__INSTRUCTION__
Every line that contains "Salinity" counts once; give the total number of such lines, with no other words.

__EXCERPTED DATA__

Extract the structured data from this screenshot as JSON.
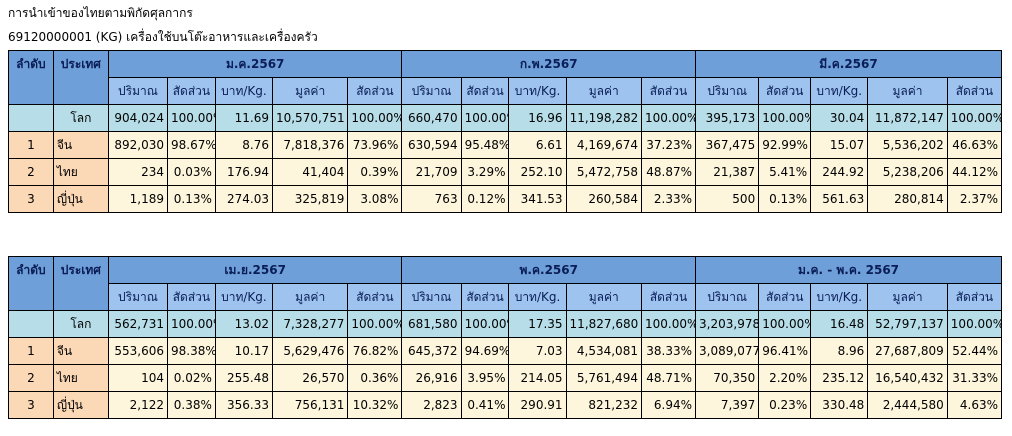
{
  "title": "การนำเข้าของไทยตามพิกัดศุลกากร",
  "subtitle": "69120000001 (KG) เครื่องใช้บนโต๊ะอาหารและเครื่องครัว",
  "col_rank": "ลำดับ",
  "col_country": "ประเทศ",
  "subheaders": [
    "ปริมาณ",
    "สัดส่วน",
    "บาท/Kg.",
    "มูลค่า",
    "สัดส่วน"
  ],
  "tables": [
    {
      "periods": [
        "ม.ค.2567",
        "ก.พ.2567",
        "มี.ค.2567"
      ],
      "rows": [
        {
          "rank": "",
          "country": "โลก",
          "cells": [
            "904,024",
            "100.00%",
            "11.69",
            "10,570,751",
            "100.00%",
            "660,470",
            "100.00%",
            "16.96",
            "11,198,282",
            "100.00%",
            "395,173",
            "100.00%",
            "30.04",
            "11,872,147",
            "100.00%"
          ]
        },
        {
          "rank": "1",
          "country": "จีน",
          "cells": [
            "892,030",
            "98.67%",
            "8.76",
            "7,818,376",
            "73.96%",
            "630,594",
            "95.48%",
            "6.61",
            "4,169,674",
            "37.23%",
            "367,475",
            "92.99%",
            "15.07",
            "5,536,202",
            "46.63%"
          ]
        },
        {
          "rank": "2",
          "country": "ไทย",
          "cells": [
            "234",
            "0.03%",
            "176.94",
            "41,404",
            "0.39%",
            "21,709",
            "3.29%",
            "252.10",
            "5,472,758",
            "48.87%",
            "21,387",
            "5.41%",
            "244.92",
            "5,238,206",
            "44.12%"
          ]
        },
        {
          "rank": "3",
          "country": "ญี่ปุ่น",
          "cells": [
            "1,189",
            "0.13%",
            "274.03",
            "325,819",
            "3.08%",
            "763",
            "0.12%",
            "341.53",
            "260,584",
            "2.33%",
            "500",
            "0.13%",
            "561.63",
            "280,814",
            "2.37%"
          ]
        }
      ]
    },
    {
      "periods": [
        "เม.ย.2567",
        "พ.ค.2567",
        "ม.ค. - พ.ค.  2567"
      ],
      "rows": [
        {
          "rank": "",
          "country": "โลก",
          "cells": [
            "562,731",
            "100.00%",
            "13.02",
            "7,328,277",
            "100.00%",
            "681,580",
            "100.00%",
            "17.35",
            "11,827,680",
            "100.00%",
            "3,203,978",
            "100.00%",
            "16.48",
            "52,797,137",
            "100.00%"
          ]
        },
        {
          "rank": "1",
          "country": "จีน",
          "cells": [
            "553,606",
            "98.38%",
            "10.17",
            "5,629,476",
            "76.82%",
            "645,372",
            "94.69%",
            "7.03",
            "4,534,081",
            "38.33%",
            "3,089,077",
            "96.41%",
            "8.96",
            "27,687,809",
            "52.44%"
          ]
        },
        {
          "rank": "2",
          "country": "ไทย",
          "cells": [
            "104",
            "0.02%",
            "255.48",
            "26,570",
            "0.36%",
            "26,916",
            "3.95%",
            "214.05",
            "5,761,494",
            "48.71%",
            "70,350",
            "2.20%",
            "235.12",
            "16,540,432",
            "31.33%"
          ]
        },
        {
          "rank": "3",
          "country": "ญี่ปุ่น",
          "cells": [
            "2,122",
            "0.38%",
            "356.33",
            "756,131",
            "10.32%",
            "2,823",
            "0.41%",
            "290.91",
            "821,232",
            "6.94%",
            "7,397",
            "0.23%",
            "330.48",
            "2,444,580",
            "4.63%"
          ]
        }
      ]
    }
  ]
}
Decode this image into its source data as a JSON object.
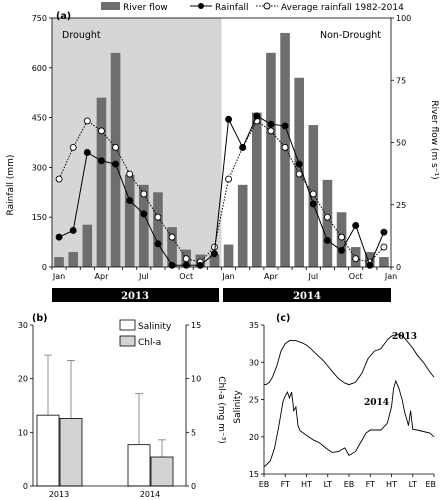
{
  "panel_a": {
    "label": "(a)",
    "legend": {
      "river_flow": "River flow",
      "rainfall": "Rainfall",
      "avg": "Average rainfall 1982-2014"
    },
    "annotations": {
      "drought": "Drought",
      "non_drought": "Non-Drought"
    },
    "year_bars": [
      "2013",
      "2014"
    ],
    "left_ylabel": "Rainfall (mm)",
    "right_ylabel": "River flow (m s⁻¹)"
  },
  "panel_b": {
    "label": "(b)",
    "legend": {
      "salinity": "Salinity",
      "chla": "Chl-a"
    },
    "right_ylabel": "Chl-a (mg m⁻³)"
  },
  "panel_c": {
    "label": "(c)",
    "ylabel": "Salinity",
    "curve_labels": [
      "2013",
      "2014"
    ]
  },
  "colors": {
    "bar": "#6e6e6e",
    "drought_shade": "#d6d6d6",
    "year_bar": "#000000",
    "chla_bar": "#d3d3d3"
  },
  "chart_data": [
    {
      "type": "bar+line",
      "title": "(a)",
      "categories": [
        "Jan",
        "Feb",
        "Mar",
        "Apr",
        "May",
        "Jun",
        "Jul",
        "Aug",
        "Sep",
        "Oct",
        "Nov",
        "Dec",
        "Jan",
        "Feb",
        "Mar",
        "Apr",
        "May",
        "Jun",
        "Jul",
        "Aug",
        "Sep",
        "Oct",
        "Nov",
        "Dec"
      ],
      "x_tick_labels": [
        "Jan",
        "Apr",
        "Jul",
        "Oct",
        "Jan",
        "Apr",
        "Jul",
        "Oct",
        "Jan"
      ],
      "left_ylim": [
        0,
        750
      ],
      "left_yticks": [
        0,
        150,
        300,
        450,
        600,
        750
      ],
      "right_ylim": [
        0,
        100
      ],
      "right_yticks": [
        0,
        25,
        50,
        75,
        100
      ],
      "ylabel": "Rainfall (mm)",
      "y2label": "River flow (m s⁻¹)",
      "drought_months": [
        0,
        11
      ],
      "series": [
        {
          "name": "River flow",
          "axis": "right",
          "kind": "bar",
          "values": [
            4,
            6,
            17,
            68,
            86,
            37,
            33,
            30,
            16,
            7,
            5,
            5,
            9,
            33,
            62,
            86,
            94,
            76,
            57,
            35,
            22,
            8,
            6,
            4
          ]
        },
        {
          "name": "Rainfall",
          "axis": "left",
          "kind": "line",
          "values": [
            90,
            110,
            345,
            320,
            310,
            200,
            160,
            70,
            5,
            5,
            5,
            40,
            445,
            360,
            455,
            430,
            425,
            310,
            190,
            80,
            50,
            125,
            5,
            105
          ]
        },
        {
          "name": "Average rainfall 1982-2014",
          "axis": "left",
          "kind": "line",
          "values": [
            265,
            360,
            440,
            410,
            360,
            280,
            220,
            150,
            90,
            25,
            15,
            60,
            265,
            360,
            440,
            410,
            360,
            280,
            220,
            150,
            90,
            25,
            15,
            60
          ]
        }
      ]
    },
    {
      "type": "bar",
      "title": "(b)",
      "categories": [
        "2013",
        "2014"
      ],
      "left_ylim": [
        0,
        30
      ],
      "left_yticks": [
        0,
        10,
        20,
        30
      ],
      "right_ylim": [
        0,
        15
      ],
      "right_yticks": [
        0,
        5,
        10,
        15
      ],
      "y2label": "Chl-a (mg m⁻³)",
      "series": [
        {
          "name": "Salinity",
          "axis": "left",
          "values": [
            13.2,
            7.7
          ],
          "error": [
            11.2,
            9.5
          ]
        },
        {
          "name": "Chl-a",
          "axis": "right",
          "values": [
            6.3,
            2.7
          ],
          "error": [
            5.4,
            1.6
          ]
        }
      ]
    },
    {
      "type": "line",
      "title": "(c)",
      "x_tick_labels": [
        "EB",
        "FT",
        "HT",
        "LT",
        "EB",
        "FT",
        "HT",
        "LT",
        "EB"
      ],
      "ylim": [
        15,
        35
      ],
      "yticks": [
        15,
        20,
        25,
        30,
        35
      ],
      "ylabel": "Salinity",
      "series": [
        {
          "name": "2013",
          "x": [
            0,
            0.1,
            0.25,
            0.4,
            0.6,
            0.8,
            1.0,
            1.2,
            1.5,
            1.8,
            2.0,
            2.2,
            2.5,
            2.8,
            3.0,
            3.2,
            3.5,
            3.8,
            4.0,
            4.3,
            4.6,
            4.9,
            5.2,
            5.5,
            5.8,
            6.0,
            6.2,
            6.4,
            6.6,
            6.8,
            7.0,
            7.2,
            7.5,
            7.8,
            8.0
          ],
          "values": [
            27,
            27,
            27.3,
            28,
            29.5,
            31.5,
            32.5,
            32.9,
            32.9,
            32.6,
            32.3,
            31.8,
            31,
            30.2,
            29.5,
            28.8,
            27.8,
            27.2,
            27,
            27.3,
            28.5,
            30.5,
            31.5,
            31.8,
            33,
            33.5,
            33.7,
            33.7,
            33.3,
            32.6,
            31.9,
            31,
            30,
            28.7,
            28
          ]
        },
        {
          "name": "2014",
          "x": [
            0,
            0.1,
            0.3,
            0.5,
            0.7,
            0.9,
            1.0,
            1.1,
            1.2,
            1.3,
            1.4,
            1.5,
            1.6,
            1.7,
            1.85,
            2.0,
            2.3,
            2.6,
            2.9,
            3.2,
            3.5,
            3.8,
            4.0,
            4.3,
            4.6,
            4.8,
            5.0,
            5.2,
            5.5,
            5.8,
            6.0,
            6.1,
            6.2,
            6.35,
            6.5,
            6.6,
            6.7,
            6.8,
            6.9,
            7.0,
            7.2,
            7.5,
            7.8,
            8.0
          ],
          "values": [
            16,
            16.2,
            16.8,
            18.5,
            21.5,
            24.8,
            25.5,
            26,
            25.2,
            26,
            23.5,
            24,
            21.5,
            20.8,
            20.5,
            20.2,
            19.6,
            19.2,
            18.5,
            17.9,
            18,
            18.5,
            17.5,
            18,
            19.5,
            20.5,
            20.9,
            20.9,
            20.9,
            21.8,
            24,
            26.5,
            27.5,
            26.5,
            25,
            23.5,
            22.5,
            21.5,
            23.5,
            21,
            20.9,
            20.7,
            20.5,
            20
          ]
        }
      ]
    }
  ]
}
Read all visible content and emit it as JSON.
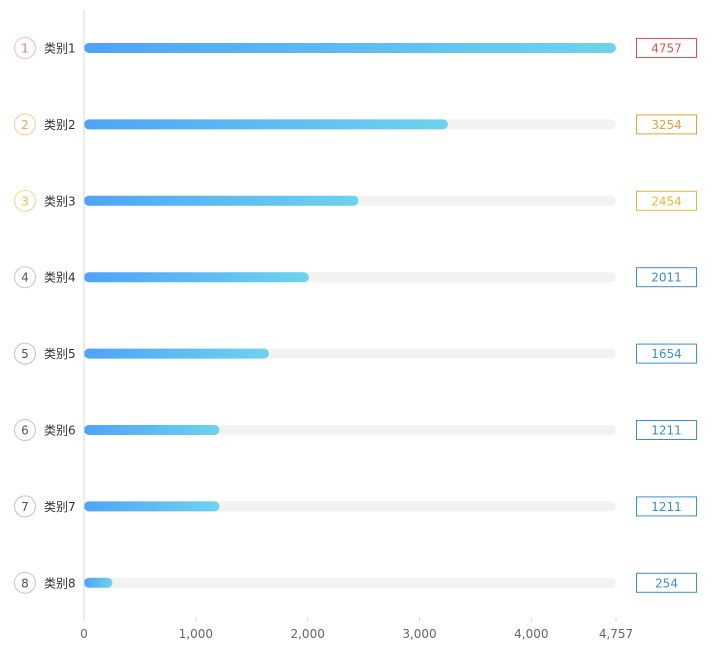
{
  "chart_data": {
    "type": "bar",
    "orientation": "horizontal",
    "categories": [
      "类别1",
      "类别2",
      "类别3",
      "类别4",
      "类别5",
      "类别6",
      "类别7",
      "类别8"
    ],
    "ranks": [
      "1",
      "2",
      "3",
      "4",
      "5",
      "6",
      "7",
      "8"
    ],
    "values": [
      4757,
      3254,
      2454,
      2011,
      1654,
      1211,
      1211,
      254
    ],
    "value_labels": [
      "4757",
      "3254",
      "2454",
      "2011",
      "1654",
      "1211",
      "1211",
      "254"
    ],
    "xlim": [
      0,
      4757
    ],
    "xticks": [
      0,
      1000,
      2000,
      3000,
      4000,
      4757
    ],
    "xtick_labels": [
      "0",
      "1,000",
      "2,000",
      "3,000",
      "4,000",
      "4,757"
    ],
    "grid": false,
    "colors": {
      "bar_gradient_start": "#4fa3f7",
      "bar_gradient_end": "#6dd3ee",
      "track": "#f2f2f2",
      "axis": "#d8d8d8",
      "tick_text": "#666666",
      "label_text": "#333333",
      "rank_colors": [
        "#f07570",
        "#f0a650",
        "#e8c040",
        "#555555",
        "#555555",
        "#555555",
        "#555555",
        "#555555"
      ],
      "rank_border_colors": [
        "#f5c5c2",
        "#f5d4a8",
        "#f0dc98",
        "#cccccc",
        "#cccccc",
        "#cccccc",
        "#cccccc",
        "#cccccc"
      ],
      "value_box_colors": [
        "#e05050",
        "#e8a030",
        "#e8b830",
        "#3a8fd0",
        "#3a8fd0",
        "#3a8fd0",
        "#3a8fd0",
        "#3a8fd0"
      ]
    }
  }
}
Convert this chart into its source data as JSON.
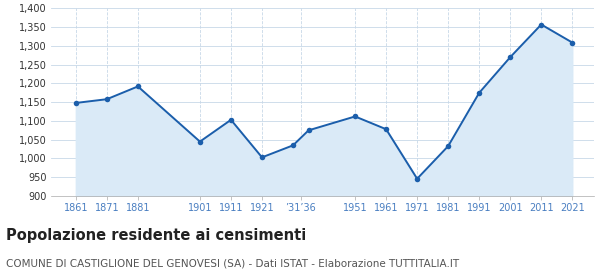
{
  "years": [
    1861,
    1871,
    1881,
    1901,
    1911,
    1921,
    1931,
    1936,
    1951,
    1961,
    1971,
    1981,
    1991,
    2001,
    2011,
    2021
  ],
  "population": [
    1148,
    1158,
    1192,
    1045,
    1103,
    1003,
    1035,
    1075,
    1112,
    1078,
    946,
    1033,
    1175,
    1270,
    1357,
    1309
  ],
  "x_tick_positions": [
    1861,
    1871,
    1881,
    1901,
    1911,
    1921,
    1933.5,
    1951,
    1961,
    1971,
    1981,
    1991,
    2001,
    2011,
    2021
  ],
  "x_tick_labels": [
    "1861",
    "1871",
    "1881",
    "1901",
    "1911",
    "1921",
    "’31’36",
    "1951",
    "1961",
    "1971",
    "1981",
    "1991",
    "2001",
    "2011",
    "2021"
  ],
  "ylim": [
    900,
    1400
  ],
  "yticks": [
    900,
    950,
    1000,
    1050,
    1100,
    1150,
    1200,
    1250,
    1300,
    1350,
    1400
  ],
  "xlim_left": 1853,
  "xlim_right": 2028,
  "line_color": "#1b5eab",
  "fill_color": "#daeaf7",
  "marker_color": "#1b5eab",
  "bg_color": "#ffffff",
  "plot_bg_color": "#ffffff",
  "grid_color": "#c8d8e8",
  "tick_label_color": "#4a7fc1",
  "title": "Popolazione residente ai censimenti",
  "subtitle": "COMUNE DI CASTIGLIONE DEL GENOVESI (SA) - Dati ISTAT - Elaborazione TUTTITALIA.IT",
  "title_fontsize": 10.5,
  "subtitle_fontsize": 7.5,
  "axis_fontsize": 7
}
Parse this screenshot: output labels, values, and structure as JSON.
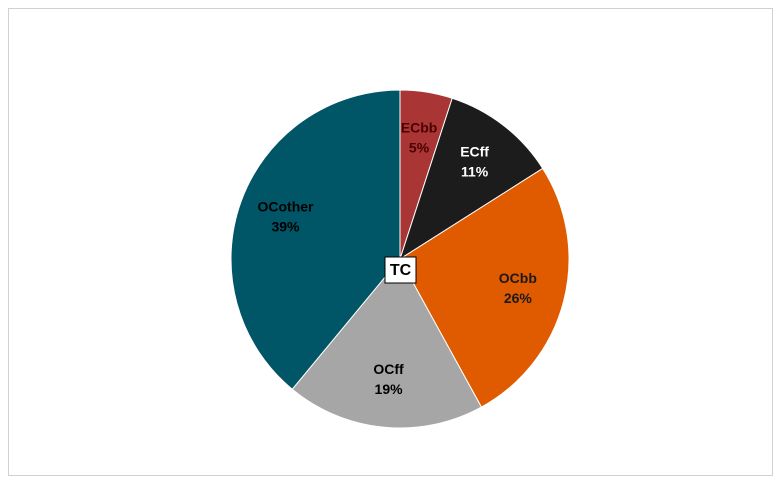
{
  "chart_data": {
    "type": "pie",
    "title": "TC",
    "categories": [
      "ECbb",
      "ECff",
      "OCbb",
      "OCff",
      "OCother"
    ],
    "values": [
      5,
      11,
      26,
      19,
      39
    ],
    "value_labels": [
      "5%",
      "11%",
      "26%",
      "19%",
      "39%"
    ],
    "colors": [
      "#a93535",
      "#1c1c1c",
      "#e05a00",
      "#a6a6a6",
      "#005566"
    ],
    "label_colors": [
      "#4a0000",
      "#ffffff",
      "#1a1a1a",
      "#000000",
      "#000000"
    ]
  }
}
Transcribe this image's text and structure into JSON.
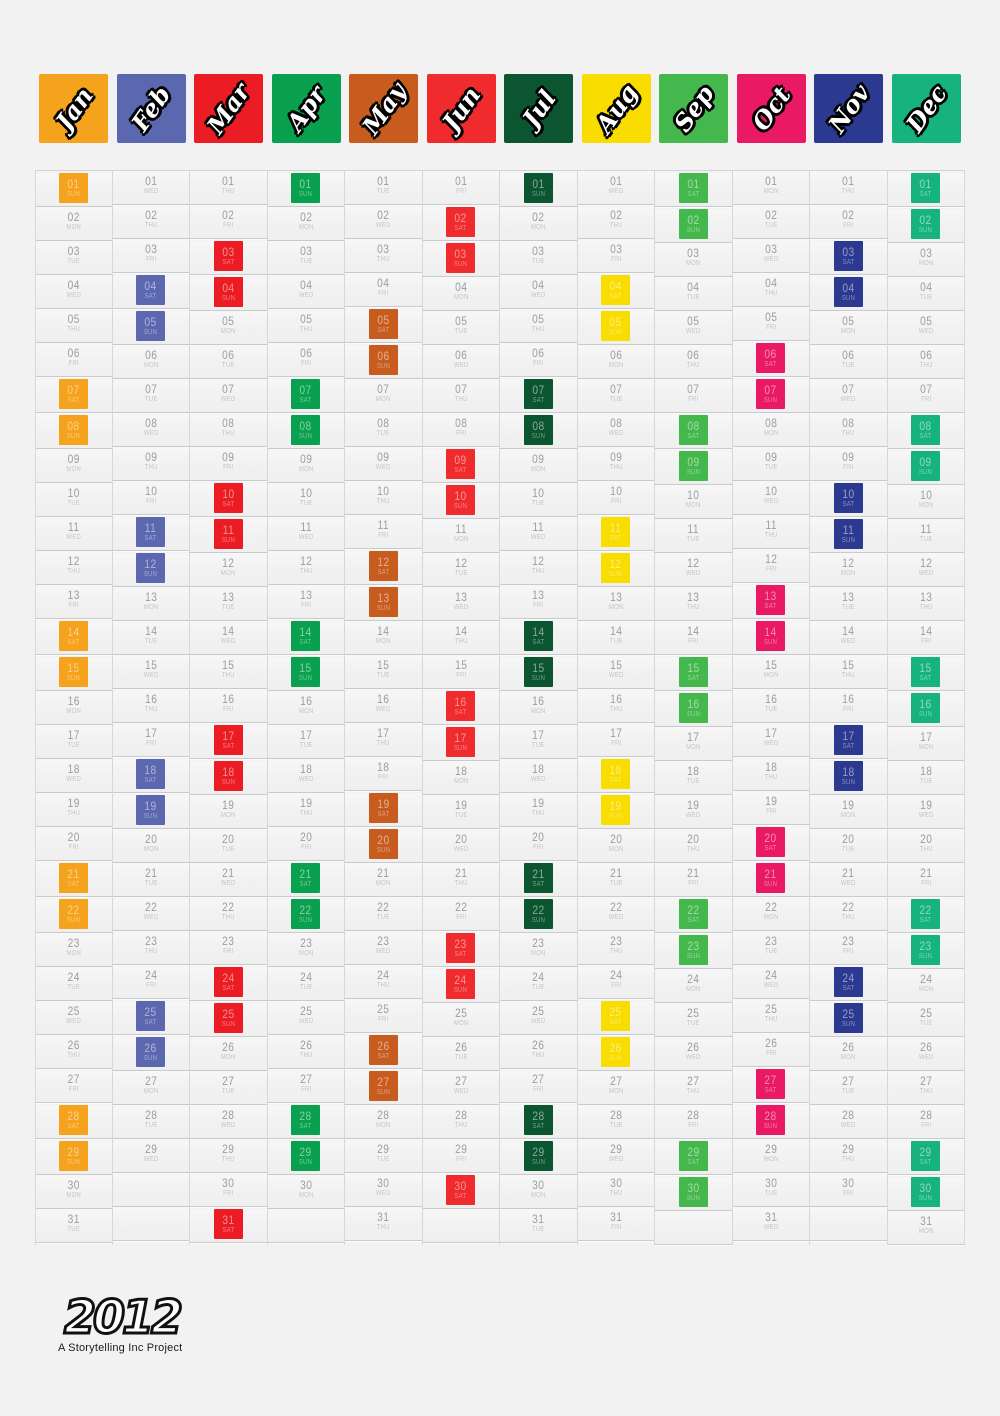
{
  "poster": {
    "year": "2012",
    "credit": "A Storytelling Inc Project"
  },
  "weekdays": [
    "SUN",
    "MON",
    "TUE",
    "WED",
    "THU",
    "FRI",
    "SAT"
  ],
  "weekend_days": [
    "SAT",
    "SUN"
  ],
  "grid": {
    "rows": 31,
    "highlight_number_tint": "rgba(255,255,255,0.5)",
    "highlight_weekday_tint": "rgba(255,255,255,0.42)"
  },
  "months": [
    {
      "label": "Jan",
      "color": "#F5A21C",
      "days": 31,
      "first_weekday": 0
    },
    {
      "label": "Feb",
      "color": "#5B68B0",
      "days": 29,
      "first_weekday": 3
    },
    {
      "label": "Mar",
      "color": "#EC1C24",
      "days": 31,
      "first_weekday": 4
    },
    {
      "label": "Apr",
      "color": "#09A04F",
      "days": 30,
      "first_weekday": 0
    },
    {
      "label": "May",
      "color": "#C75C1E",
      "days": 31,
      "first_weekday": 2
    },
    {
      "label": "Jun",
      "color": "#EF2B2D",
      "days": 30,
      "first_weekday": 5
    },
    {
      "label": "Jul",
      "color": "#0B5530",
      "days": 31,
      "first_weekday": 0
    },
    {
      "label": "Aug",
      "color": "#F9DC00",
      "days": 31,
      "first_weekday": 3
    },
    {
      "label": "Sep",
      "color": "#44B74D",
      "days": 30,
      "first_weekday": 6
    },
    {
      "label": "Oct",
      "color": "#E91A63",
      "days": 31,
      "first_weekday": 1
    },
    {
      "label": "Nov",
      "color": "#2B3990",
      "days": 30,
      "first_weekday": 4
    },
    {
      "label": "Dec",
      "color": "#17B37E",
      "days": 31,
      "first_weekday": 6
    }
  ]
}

__OUTPUT OF THE TASK__
4